→ Excerpted records:
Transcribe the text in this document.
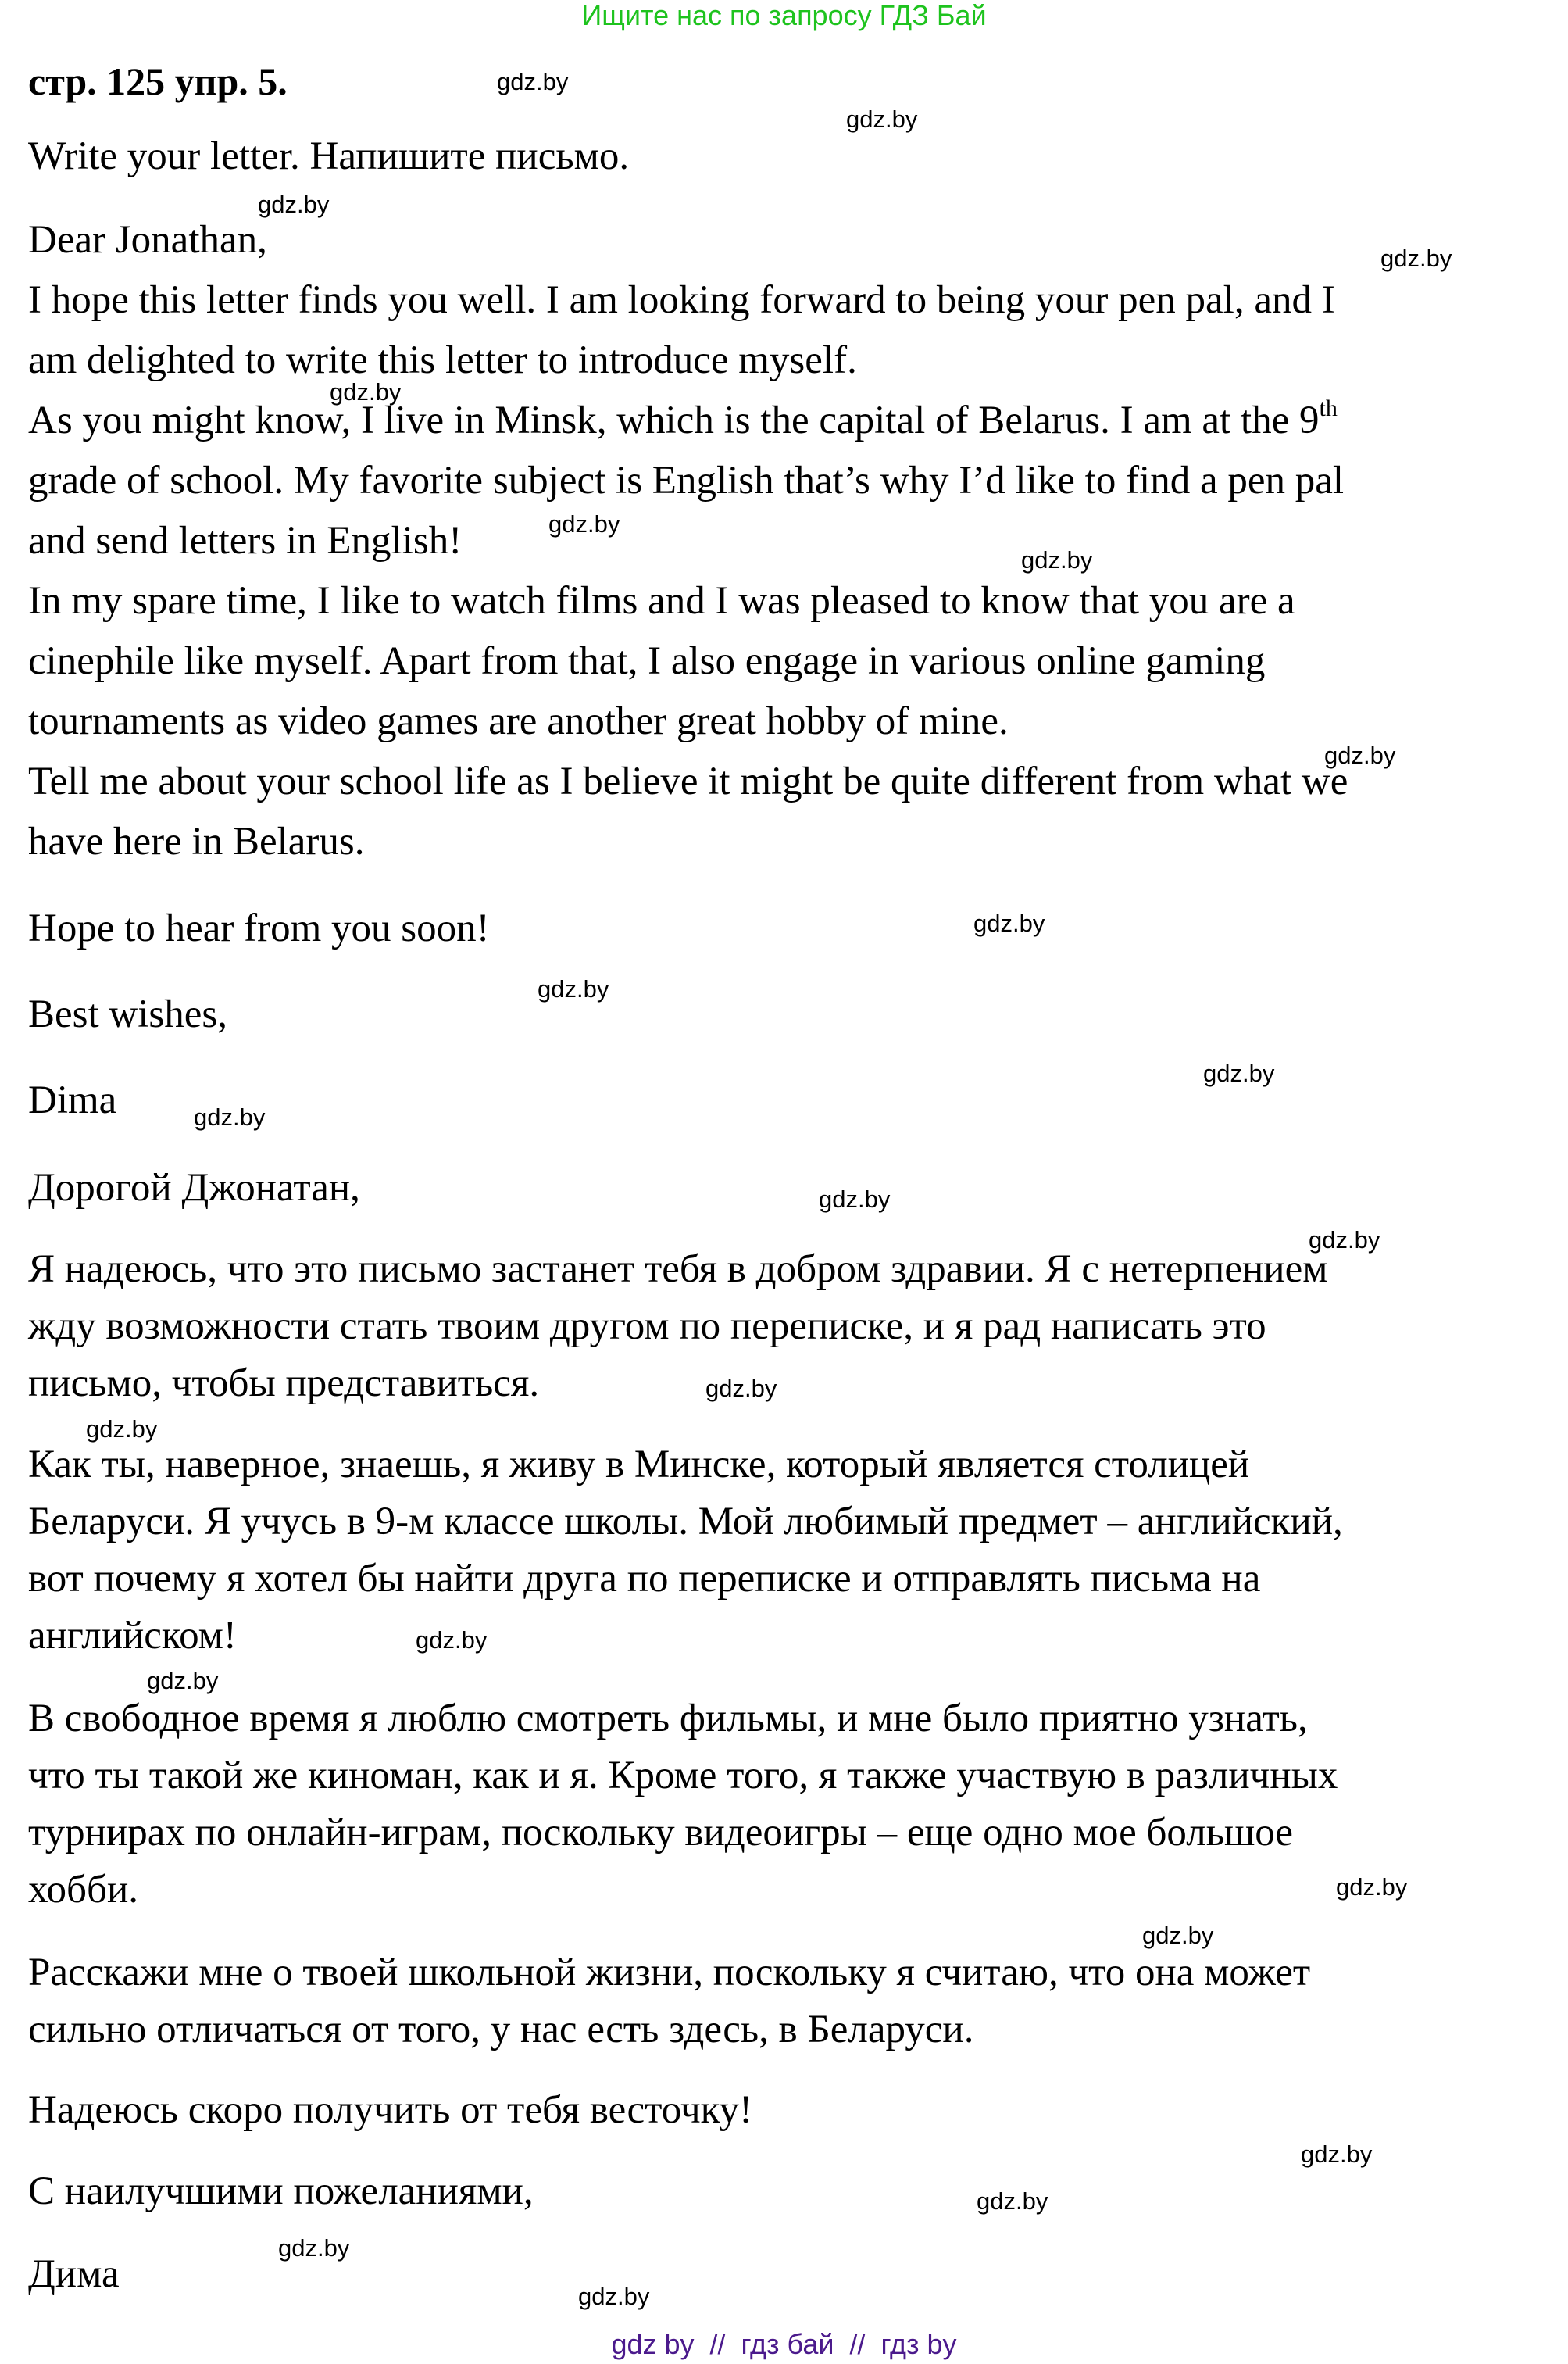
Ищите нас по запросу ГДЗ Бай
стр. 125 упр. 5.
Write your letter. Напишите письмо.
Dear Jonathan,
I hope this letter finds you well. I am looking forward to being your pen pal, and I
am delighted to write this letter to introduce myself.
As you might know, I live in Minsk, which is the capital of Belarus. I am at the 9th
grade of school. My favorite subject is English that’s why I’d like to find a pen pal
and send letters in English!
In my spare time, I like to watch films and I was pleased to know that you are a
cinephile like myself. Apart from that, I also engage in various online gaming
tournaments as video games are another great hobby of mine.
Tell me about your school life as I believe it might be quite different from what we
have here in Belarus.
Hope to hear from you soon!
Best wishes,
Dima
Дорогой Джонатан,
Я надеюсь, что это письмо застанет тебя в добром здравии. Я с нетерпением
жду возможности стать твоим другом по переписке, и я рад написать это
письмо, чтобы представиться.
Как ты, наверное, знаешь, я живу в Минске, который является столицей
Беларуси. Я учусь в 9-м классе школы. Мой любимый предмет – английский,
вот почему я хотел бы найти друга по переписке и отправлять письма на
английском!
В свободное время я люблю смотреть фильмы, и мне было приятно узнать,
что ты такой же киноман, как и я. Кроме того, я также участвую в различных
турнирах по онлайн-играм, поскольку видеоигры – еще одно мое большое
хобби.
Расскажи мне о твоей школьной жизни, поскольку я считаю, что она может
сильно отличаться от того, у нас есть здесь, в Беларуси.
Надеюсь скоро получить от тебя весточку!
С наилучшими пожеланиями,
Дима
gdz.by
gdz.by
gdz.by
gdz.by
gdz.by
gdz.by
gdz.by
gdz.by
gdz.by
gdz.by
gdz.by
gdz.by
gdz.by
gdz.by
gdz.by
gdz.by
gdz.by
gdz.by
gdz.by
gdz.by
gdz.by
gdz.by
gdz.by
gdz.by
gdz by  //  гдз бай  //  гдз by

--

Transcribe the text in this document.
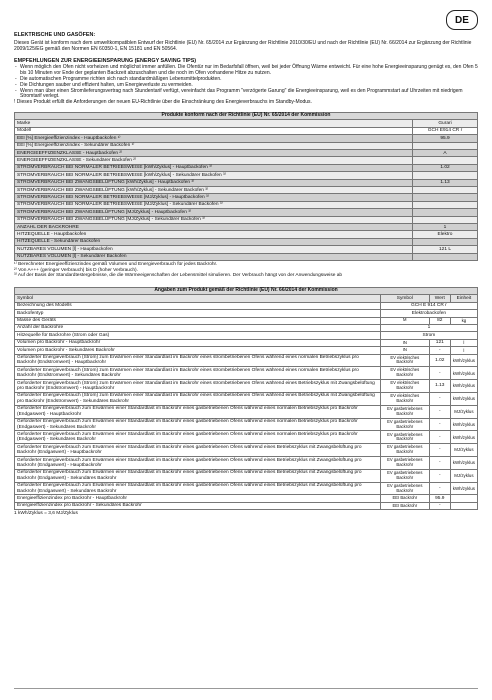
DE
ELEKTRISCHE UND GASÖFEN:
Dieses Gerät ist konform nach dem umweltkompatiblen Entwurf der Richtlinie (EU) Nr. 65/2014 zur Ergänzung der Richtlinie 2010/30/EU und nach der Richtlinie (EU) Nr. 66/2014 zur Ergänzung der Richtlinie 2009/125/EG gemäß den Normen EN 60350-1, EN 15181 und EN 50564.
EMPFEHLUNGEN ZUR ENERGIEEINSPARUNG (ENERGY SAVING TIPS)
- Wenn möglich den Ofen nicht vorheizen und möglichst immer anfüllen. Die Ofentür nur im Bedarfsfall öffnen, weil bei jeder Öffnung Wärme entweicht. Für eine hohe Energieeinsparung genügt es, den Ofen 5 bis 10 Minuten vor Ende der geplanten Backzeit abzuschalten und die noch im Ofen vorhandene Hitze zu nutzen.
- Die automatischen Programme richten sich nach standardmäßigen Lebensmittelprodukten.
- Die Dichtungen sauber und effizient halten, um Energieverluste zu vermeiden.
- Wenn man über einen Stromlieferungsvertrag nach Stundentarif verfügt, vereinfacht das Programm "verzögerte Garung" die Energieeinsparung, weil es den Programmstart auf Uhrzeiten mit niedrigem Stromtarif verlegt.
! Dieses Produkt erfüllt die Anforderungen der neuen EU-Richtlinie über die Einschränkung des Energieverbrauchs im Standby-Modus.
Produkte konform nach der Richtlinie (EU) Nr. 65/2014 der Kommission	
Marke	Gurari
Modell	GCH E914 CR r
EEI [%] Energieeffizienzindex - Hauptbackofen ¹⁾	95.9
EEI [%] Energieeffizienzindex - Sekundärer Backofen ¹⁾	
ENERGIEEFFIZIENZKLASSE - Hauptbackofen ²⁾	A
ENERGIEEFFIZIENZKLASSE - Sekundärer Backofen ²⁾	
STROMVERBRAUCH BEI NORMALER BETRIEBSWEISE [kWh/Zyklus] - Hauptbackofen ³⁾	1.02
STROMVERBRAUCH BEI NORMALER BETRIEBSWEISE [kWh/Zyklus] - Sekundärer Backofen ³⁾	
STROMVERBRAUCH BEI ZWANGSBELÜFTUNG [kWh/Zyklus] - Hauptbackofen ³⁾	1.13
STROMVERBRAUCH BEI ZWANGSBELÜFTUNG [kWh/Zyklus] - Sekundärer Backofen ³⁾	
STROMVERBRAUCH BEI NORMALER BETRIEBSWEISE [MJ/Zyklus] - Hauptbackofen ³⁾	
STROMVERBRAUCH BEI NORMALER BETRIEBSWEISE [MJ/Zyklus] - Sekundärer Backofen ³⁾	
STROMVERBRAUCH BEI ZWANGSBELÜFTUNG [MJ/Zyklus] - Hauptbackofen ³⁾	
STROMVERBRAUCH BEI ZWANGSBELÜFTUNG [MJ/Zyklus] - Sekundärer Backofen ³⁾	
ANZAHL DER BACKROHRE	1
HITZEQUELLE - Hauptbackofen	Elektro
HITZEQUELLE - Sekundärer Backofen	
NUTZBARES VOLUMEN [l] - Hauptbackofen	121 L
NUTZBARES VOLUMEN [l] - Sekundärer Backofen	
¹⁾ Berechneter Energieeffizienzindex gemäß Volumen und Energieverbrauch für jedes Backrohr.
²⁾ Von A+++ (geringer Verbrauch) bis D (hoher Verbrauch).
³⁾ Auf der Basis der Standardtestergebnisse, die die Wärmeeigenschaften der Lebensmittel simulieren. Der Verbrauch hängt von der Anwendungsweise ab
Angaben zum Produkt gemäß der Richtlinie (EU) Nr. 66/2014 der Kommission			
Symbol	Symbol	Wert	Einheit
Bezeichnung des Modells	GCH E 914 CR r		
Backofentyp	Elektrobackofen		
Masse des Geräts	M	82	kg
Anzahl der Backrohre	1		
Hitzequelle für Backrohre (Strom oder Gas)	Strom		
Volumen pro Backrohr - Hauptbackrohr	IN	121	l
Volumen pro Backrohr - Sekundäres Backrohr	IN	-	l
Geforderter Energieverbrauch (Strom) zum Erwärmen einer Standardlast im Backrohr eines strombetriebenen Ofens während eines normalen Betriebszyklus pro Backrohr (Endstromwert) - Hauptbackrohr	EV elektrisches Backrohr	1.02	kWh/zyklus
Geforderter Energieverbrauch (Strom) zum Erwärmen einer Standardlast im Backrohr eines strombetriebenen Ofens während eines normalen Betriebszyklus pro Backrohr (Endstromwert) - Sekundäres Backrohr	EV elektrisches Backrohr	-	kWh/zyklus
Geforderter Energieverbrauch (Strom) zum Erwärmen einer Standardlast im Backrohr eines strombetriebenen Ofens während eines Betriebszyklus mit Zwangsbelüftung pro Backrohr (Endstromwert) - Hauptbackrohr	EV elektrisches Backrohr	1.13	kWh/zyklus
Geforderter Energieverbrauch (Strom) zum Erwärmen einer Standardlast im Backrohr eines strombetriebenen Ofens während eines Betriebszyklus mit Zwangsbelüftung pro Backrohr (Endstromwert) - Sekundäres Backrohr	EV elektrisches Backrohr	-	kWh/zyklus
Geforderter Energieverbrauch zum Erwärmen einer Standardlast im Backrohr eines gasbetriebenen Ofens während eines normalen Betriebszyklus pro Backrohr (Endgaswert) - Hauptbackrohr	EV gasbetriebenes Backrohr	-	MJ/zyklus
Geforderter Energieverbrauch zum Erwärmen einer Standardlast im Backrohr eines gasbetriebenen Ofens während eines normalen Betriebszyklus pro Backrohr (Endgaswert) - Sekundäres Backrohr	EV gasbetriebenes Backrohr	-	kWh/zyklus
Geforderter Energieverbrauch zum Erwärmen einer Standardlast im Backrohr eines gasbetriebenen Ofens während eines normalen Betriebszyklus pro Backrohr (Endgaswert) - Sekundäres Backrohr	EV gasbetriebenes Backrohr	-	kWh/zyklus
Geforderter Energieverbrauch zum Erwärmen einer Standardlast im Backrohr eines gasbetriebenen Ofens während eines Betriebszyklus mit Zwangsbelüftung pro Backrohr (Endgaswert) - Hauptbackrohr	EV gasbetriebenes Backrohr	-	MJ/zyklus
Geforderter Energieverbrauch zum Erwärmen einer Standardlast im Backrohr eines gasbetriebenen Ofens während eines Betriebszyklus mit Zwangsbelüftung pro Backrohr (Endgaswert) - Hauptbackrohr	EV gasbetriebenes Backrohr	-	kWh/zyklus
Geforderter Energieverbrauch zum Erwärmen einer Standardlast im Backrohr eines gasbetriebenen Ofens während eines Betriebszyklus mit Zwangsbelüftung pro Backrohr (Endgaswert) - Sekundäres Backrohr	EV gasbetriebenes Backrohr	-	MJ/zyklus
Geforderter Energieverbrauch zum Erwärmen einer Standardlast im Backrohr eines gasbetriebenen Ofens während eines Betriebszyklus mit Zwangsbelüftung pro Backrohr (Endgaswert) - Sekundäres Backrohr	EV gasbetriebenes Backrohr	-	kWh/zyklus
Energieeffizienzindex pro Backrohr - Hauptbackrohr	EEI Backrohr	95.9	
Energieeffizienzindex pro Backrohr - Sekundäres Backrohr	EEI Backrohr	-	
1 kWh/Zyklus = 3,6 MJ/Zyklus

→ Written instruction:
Check each line above for the string "know", then copy the ones that have it.

→ Full response:
As you might know, I live in Minsk, which is the capital of Belarus. I am at the 9th
In my spare time, I like to watch films and I was pleased to know that you are a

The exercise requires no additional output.